A couple of weeks ago three European economists published this paper studying the female income penalty after childbirth. The surprising headline result: there is no penalty.
Setting and Methodology
The paper uses Danish data that tracks IVF treatments as well as a bunch of demographic factors and economic outcomes over 25 years. Lundborg et al identify the causal effect of childbirth on female income using the success or failure of the first attempt at IVF as an instrument for fertility.
What does that mean? We can’t just compare women with children to those without them because having children is a choice that’s correlated with all of the outcomes we care about. So sorting out two groups of women based on observed fertility will also sort them based on income and education and marital status etc.
Successfully implanting embryos on the first try in IVF is probably not very correlated with these outcomes. Overall success is, because rich women may have the resources and time to try multiple times, for example, but success on the first try is pretty random. And success on the first try is highly correlated with fertility.
So, if we sort two groups of women based on success on the first try in IVF, we’ll get two groups that differ a lot in fertility, but aren’t selected for on any other traits. Therefore, we can attribute any differences between the groups to their difference in fertility and not any other selection forces.
Results
How do these two groups of women differ?
First of all, women who are successful on the first try with IVF are persistently more likely to have children. This random event causing a large and persistent fertility difference is essential for identifying the causal effect of childbirth.

### Raw records:
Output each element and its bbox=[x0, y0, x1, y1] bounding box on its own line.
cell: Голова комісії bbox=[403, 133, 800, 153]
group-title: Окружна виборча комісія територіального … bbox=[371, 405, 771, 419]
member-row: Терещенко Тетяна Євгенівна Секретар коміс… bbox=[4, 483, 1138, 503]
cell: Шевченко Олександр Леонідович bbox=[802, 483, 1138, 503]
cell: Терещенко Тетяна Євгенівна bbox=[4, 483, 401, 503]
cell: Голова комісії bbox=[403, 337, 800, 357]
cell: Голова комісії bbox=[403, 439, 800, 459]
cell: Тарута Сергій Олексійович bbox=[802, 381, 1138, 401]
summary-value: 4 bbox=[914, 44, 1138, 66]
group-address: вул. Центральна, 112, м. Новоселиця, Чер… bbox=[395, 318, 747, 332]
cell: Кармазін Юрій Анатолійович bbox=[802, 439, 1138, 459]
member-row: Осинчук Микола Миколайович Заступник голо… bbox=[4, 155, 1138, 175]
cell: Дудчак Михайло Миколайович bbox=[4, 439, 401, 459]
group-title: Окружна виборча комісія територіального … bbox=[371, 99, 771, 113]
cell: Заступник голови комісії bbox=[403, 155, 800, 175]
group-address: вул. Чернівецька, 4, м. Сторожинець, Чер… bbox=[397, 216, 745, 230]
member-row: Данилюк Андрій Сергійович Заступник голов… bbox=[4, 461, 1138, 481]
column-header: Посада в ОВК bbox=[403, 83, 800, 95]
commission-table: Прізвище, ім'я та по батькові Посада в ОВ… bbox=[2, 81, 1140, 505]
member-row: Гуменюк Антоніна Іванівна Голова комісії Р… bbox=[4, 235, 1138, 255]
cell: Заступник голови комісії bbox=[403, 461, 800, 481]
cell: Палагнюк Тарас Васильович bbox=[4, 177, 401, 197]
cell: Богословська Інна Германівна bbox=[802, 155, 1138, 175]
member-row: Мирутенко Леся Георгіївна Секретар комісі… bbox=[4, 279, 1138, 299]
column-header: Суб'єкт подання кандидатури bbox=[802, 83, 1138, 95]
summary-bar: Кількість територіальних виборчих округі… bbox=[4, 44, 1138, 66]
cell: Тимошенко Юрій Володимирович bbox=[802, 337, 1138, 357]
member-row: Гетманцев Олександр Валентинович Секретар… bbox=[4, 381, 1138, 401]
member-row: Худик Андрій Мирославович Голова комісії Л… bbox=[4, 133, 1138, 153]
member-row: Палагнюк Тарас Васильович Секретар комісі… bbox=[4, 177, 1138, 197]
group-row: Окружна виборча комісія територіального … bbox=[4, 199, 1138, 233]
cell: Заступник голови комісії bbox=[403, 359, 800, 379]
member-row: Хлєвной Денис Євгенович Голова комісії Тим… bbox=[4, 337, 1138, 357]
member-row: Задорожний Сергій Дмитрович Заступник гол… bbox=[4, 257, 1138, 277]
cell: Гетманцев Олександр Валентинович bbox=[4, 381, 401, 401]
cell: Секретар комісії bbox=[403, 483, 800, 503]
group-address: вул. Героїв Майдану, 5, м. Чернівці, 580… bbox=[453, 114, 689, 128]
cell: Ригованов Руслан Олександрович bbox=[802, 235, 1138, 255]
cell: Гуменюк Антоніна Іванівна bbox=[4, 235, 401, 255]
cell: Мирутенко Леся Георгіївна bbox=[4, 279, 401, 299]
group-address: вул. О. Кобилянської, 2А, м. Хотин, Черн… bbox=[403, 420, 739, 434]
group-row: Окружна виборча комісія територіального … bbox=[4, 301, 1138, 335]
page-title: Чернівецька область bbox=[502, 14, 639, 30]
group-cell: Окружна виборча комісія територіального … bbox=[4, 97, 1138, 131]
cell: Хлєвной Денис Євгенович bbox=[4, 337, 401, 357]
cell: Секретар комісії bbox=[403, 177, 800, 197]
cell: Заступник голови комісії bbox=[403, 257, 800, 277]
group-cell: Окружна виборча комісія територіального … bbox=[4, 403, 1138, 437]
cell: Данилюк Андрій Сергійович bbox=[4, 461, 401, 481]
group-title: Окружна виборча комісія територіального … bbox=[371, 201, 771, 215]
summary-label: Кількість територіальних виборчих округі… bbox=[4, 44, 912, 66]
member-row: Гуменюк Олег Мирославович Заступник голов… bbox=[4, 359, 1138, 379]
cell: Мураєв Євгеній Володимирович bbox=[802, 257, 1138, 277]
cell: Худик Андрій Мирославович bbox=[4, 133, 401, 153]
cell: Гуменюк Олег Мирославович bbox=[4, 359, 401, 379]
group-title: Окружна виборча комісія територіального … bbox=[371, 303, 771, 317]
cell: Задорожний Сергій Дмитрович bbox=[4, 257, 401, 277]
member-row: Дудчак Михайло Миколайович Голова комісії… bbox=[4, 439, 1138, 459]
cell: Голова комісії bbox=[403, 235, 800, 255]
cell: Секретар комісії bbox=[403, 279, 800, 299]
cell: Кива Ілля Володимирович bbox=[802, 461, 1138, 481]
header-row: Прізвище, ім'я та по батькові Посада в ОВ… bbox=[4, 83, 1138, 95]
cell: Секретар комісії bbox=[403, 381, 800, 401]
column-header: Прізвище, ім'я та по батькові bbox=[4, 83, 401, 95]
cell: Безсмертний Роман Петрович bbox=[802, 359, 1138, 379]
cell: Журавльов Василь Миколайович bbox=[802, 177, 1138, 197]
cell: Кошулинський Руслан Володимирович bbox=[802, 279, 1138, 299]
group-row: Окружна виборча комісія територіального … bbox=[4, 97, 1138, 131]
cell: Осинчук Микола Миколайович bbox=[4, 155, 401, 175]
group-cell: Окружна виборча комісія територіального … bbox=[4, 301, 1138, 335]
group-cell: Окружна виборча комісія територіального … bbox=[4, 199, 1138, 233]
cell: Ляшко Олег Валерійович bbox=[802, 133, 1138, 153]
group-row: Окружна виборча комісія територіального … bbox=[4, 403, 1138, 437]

### Exercise brief:
Reproduce the passage of the post on IVF and the childbirth income penalty that begins at the words "What does that" and stops after the words "correlated with fertility.". The entries play no part in this exercise.

### The solution:
What does that mean? We can’t just compare women with children to those without them because having children is a choice that’s correlated with all of the outcomes we care about. So sorting out two groups of women based on observed fertility will also sort them based on income and education and marital status etc.
Successfully implanting embryos on the first try in IVF is probably not very correlated with these outcomes. Overall success is, because rich women may have the resources and time to try multiple times, for example, but success on the first try is pretty random. And success on the first try is highly correlated with fertility.